**Written instruction:** Your task is to copy the listing exactly, with the pictures left out.

## start Extracted records

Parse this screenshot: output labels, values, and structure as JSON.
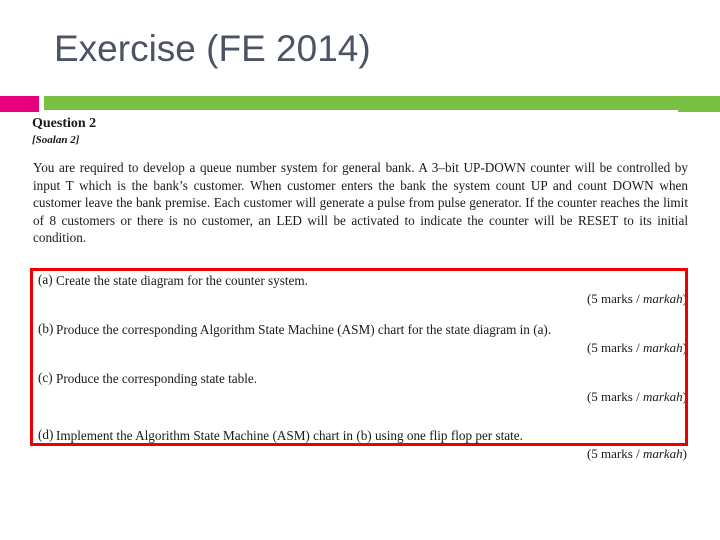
{
  "slide": {
    "title": "Exercise (FE 2014)",
    "accent_pink": "#e6007e",
    "accent_green": "#79c143",
    "title_color": "#4c5365",
    "highlight_box_color": "#ee0000"
  },
  "document": {
    "question_heading": "Question 2",
    "question_subheading": "[Soalan 2]",
    "body": "You are required to develop a queue number system for general bank. A 3–bit UP-DOWN counter will be controlled by input T which is the bank’s customer. When customer enters the bank the system count UP and count DOWN when customer leave the bank premise. Each customer will generate a pulse from pulse generator. If the counter reaches the limit of 8 customers or there is no customer, an LED will be activated to indicate the counter will be RESET to its initial condition.",
    "items": [
      {
        "label": "(a)",
        "text": "Create the state diagram for the counter system.",
        "marks_prefix": "(5 marks / ",
        "marks_italic": "markah",
        "marks_suffix": ")"
      },
      {
        "label": "(b)",
        "text": "Produce the corresponding Algorithm State Machine (ASM) chart for the state diagram in (a).",
        "marks_prefix": "(5 marks / ",
        "marks_italic": "markah",
        "marks_suffix": ")"
      },
      {
        "label": "(c)",
        "text": "Produce the corresponding state table.",
        "marks_prefix": "(5 marks / ",
        "marks_italic": "markah",
        "marks_suffix": ")"
      },
      {
        "label": "(d)",
        "text": "Implement the Algorithm State Machine (ASM) chart in (b) using one flip flop per state.",
        "marks_prefix": "(5 marks / ",
        "marks_italic": "markah",
        "marks_suffix": ")"
      }
    ]
  }
}
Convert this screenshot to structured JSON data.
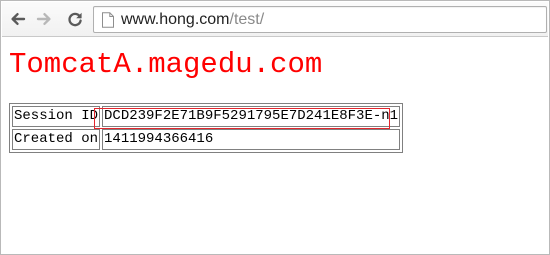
{
  "browser": {
    "url_host": "www.hong.com",
    "url_path": "/test/",
    "icons": {
      "back": "back-arrow-icon",
      "forward": "forward-arrow-icon",
      "reload": "reload-icon",
      "page": "page-icon"
    }
  },
  "page": {
    "heading": "TomcatA.magedu.com",
    "heading_color": "#ff0000",
    "rows": [
      {
        "label": "Session ID",
        "value": "DCD239F2E71B9F5291795E7D241E8F3E-n1"
      },
      {
        "label": "Created on",
        "value": "1411994366416"
      }
    ],
    "highlight_color": "#e3262d"
  }
}
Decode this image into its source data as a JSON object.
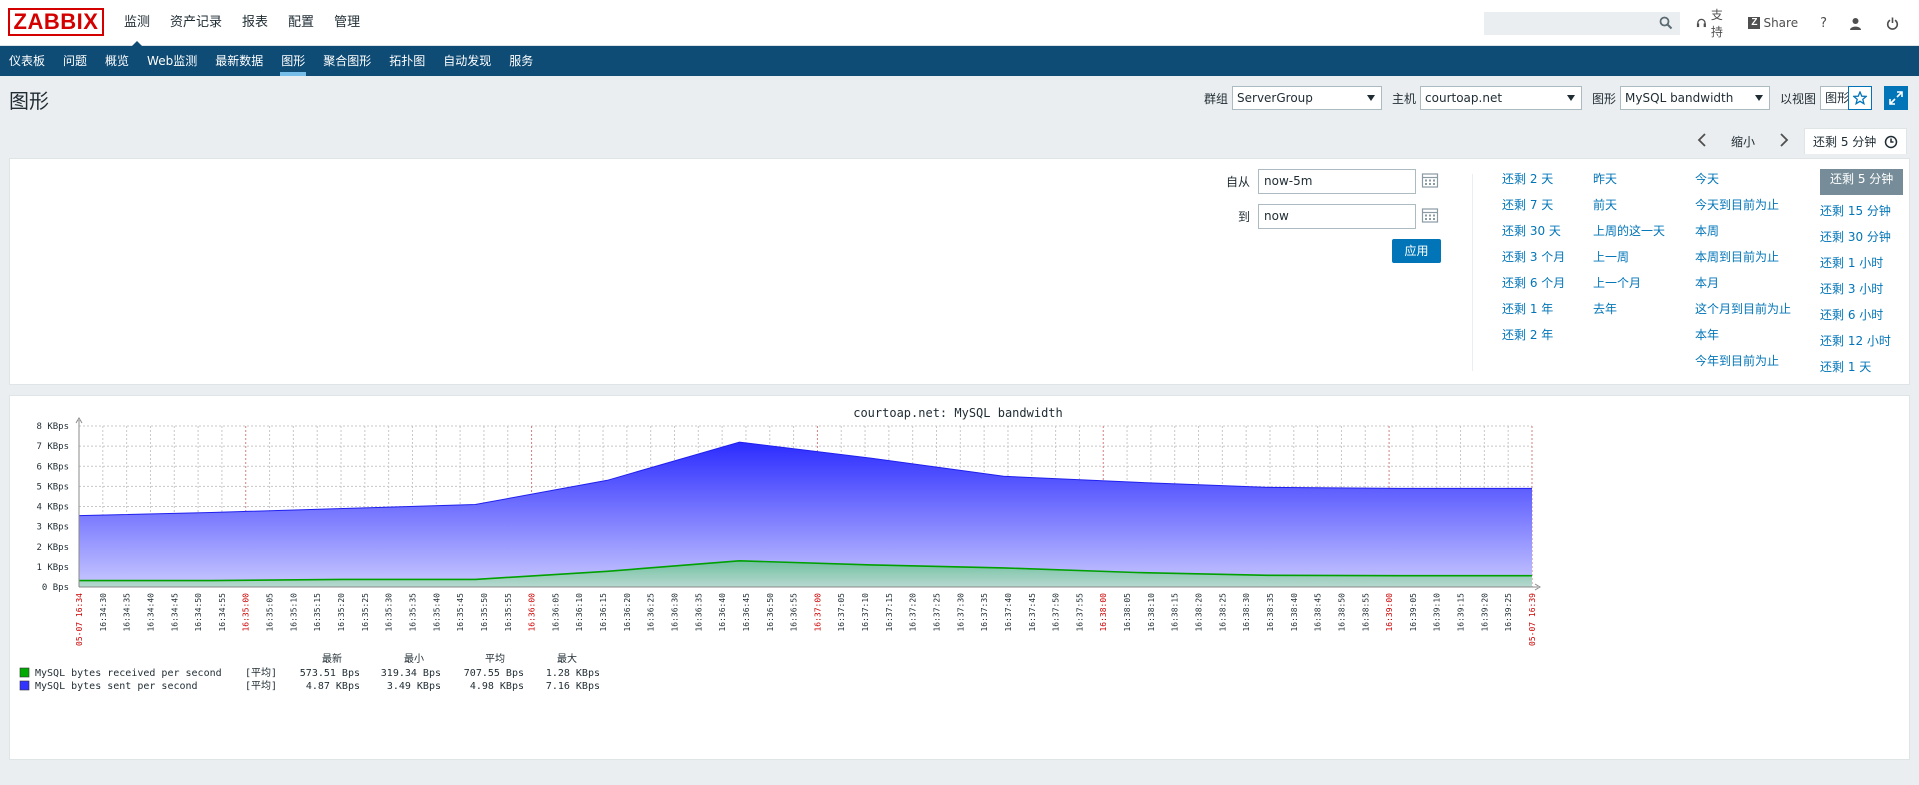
{
  "brand": "ZABBIX",
  "top_menu": [
    "监测",
    "资产记录",
    "报表",
    "配置",
    "管理"
  ],
  "top_tools": {
    "support": "支持",
    "share": "Share",
    "help": "?"
  },
  "sub_menu": [
    "仪表板",
    "问题",
    "概览",
    "Web监测",
    "最新数据",
    "图形",
    "聚合图形",
    "拓扑图",
    "自动发现",
    "服务"
  ],
  "page": {
    "title": "图形"
  },
  "filters": {
    "group_label": "群组",
    "group_value": "ServerGroup",
    "host_label": "主机",
    "host_value": "courtoap.net",
    "graph_label": "图形",
    "graph_value": "MySQL bandwidth",
    "view_label": "以视图",
    "view_value": "图形"
  },
  "timebar": {
    "zoom_out": "缩小",
    "current": "还剩 5 分钟"
  },
  "time_filter": {
    "from_label": "自从",
    "from_value": "now-5m",
    "to_label": "到",
    "to_value": "now",
    "apply": "应用",
    "col1": [
      "还剩 2 天",
      "还剩 7 天",
      "还剩 30 天",
      "还剩 3 个月",
      "还剩 6 个月",
      "还剩 1 年",
      "还剩 2 年"
    ],
    "col2": [
      "昨天",
      "前天",
      "上周的这一天",
      "上一周",
      "上一个月",
      "去年"
    ],
    "col3": [
      "今天",
      "今天到目前为止",
      "本周",
      "本周到目前为止",
      "本月",
      "这个月到目前为止",
      "本年",
      "今年到目前为止"
    ],
    "col4": [
      "还剩 5 分钟",
      "还剩 15 分钟",
      "还剩 30 分钟",
      "还剩 1 小时",
      "还剩 3 小时",
      "还剩 6 小时",
      "还剩 12 小时",
      "还剩 1 天"
    ]
  },
  "colors": {
    "sent": "#3333ff",
    "received": "#00aa00",
    "nav": "#0e4b75",
    "link": "#0275b8"
  },
  "chart_data": {
    "type": "area",
    "title": "courtoap.net: MySQL bandwidth",
    "y_unit": "KBps",
    "ylim": [
      0,
      8
    ],
    "y_ticks": [
      "0 Bps",
      "1 KBps",
      "2 KBps",
      "3 KBps",
      "4 KBps",
      "5 KBps",
      "6 KBps",
      "7 KBps",
      "8 KBps"
    ],
    "x_ticks": [
      "05-07 16:34",
      "16:34:30",
      "16:34:35",
      "16:34:40",
      "16:34:45",
      "16:34:50",
      "16:34:55",
      "16:35:00",
      "16:35:05",
      "16:35:10",
      "16:35:15",
      "16:35:20",
      "16:35:25",
      "16:35:30",
      "16:35:35",
      "16:35:40",
      "16:35:45",
      "16:35:50",
      "16:35:55",
      "16:36:00",
      "16:36:05",
      "16:36:10",
      "16:36:15",
      "16:36:20",
      "16:36:25",
      "16:36:30",
      "16:36:35",
      "16:36:40",
      "16:36:45",
      "16:36:50",
      "16:36:55",
      "16:37:00",
      "16:37:05",
      "16:37:10",
      "16:37:15",
      "16:37:20",
      "16:37:25",
      "16:37:30",
      "16:37:35",
      "16:37:40",
      "16:37:45",
      "16:37:50",
      "16:37:55",
      "16:38:00",
      "16:38:05",
      "16:38:10",
      "16:38:15",
      "16:38:20",
      "16:38:25",
      "16:38:30",
      "16:38:35",
      "16:38:40",
      "16:38:45",
      "16:38:50",
      "16:38:55",
      "16:39:00",
      "16:39:05",
      "16:39:10",
      "16:39:15",
      "16:39:20",
      "16:39:25",
      "05-07 16:39"
    ],
    "x_ticks_red": [
      "05-07 16:34",
      "16:35:00",
      "16:36:00",
      "16:37:00",
      "16:38:00",
      "16:39:00",
      "05-07 16:39"
    ],
    "x": [
      0,
      27,
      54,
      81,
      108,
      135,
      162,
      189,
      216,
      243,
      270,
      297
    ],
    "series": [
      {
        "name": "MySQL bytes sent per second",
        "values": [
          3.55,
          3.7,
          3.9,
          4.1,
          5.3,
          7.2,
          6.4,
          5.5,
          5.2,
          4.95,
          4.9,
          4.9
        ]
      },
      {
        "name": "MySQL bytes received per second",
        "values": [
          0.32,
          0.32,
          0.38,
          0.38,
          0.78,
          1.3,
          1.1,
          0.95,
          0.72,
          0.58,
          0.56,
          0.56
        ]
      }
    ],
    "legend": {
      "headers": [
        "最新",
        "最小",
        "平均",
        "最大"
      ],
      "rows": [
        {
          "name": "MySQL bytes received per second",
          "func": "[平均]",
          "last": "573.51 Bps",
          "min": "319.34 Bps",
          "avg": "707.55 Bps",
          "max": "1.28 KBps"
        },
        {
          "name": "MySQL bytes sent per second",
          "func": "[平均]",
          "last": "4.87 KBps",
          "min": "3.49 KBps",
          "avg": "4.98 KBps",
          "max": "7.16 KBps"
        }
      ]
    }
  }
}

## end Extracted records

**The response:**
Parse this screenshot: output labels, values, and structure as JSON.
{
  "slide": {
    "title": "Exercise (FE 2014)",
    "accent_pink": "#e6007e",
    "accent_green": "#79c143",
    "title_color": "#4c5365",
    "highlight_box_color": "#ee0000"
  },
  "document": {
    "question_heading": "Question 2",
    "question_subheading": "[Soalan 2]",
    "body": "You are required to develop a queue number system for general bank. A 3–bit UP-DOWN counter will be controlled by input T which is the bank’s customer. When customer enters the bank the system count UP and count DOWN when customer leave the bank premise. Each customer will generate a pulse from pulse generator. If the counter reaches the limit of 8 customers or there is no customer, an LED will be activated to indicate the counter will be RESET to its initial condition.",
    "items": [
      {
        "label": "(a)",
        "text": "Create the state diagram for the counter system.",
        "marks_prefix": "(5 marks / ",
        "marks_italic": "markah",
        "marks_suffix": ")"
      },
      {
        "label": "(b)",
        "text": "Produce the corresponding Algorithm State Machine (ASM) chart for the state diagram in (a).",
        "marks_prefix": "(5 marks / ",
        "marks_italic": "markah",
        "marks_suffix": ")"
      },
      {
        "label": "(c)",
        "text": "Produce the corresponding state table.",
        "marks_prefix": "(5 marks / ",
        "marks_italic": "markah",
        "marks_suffix": ")"
      },
      {
        "label": "(d)",
        "text": "Implement the Algorithm State Machine (ASM) chart in (b) using one flip flop per state.",
        "marks_prefix": "(5 marks / ",
        "marks_italic": "markah",
        "marks_suffix": ")"
      }
    ]
  }
}
Convert this screenshot to structured JSON data.
{
  "browser": {
    "url_host": "www.hong.com",
    "url_path": "/test/",
    "icons": {
      "back": "back-arrow-icon",
      "forward": "forward-arrow-icon",
      "reload": "reload-icon",
      "page": "page-icon"
    }
  },
  "page": {
    "heading": "TomcatA.magedu.com",
    "heading_color": "#ff0000",
    "rows": [
      {
        "label": "Session ID",
        "value": "DCD239F2E71B9F5291795E7D241E8F3E-n1"
      },
      {
        "label": "Created on",
        "value": "1411994366416"
      }
    ],
    "highlight_color": "#e3262d"
  }
}
Decode this image into its source data as a JSON object.
{
  "brand": "ZABBIX",
  "top_menu": [
    "监测",
    "资产记录",
    "报表",
    "配置",
    "管理"
  ],
  "top_tools": {
    "support": "支持",
    "share": "Share",
    "help": "?"
  },
  "sub_menu": [
    "仪表板",
    "问题",
    "概览",
    "Web监测",
    "最新数据",
    "图形",
    "聚合图形",
    "拓扑图",
    "自动发现",
    "服务"
  ],
  "page": {
    "title": "图形"
  },
  "filters": {
    "group_label": "群组",
    "group_value": "ServerGroup",
    "host_label": "主机",
    "host_value": "courtoap.net",
    "graph_label": "图形",
    "graph_value": "MySQL bandwidth",
    "view_label": "以视图",
    "view_value": "图形"
  },
  "timebar": {
    "zoom_out": "缩小",
    "current": "还剩 5 分钟"
  },
  "time_filter": {
    "from_label": "自从",
    "from_value": "now-5m",
    "to_label": "到",
    "to_value": "now",
    "apply": "应用",
    "col1": [
      "还剩 2 天",
      "还剩 7 天",
      "还剩 30 天",
      "还剩 3 个月",
      "还剩 6 个月",
      "还剩 1 年",
      "还剩 2 年"
    ],
    "col2": [
      "昨天",
      "前天",
      "上周的这一天",
      "上一周",
      "上一个月",
      "去年"
    ],
    "col3": [
      "今天",
      "今天到目前为止",
      "本周",
      "本周到目前为止",
      "本月",
      "这个月到目前为止",
      "本年",
      "今年到目前为止"
    ],
    "col4": [
      "还剩 5 分钟",
      "还剩 15 分钟",
      "还剩 30 分钟",
      "还剩 1 小时",
      "还剩 3 小时",
      "还剩 6 小时",
      "还剩 12 小时",
      "还剩 1 天"
    ]
  },
  "colors": {
    "sent": "#3333ff",
    "received": "#00aa00",
    "nav": "#0e4b75",
    "link": "#0275b8"
  },
  "chart_data": {
    "type": "area",
    "title": "courtoap.net: MySQL bandwidth",
    "y_unit": "KBps",
    "ylim": [
      0,
      8
    ],
    "y_ticks": [
      "0 Bps",
      "1 KBps",
      "2 KBps",
      "3 KBps",
      "4 KBps",
      "5 KBps",
      "6 KBps",
      "7 KBps",
      "8 KBps"
    ],
    "x_ticks": [
      "05-07 16:34",
      "16:34:30",
      "16:34:35",
      "16:34:40",
      "16:34:45",
      "16:34:50",
      "16:34:55",
      "16:35:00",
      "16:35:05",
      "16:35:10",
      "16:35:15",
      "16:35:20",
      "16:35:25",
      "16:35:30",
      "16:35:35",
      "16:35:40",
      "16:35:45",
      "16:35:50",
      "16:35:55",
      "16:36:00",
      "16:36:05",
      "16:36:10",
      "16:36:15",
      "16:36:20",
      "16:36:25",
      "16:36:30",
      "16:36:35",
      "16:36:40",
      "16:36:45",
      "16:36:50",
      "16:36:55",
      "16:37:00",
      "16:37:05",
      "16:37:10",
      "16:37:15",
      "16:37:20",
      "16:37:25",
      "16:37:30",
      "16:37:35",
      "16:37:40",
      "16:37:45",
      "16:37:50",
      "16:37:55",
      "16:38:00",
      "16:38:05",
      "16:38:10",
      "16:38:15",
      "16:38:20",
      "16:38:25",
      "16:38:30",
      "16:38:35",
      "16:38:40",
      "16:38:45",
      "16:38:50",
      "16:38:55",
      "16:39:00",
      "16:39:05",
      "16:39:10",
      "16:39:15",
      "16:39:20",
      "16:39:25",
      "05-07 16:39"
    ],
    "x_ticks_red": [
      "05-07 16:34",
      "16:35:00",
      "16:36:00",
      "16:37:00",
      "16:38:00",
      "16:39:00",
      "05-07 16:39"
    ],
    "x": [
      0,
      27,
      54,
      81,
      108,
      135,
      162,
      189,
      216,
      243,
      270,
      297
    ],
    "series": [
      {
        "name": "MySQL bytes sent per second",
        "values": [
          3.55,
          3.7,
          3.9,
          4.1,
          5.3,
          7.2,
          6.4,
          5.5,
          5.2,
          4.95,
          4.9,
          4.9
        ]
      },
      {
        "name": "MySQL bytes received per second",
        "values": [
          0.32,
          0.32,
          0.38,
          0.38,
          0.78,
          1.3,
          1.1,
          0.95,
          0.72,
          0.58,
          0.56,
          0.56
        ]
      }
    ],
    "legend": {
      "headers": [
        "最新",
        "最小",
        "平均",
        "最大"
      ],
      "rows": [
        {
          "name": "MySQL bytes received per second",
          "func": "[平均]",
          "last": "573.51 Bps",
          "min": "319.34 Bps",
          "avg": "707.55 Bps",
          "max": "1.28 KBps"
        },
        {
          "name": "MySQL bytes sent per second",
          "func": "[平均]",
          "last": "4.87 KBps",
          "min": "3.49 KBps",
          "avg": "4.98 KBps",
          "max": "7.16 KBps"
        }
      ]
    }
  }
}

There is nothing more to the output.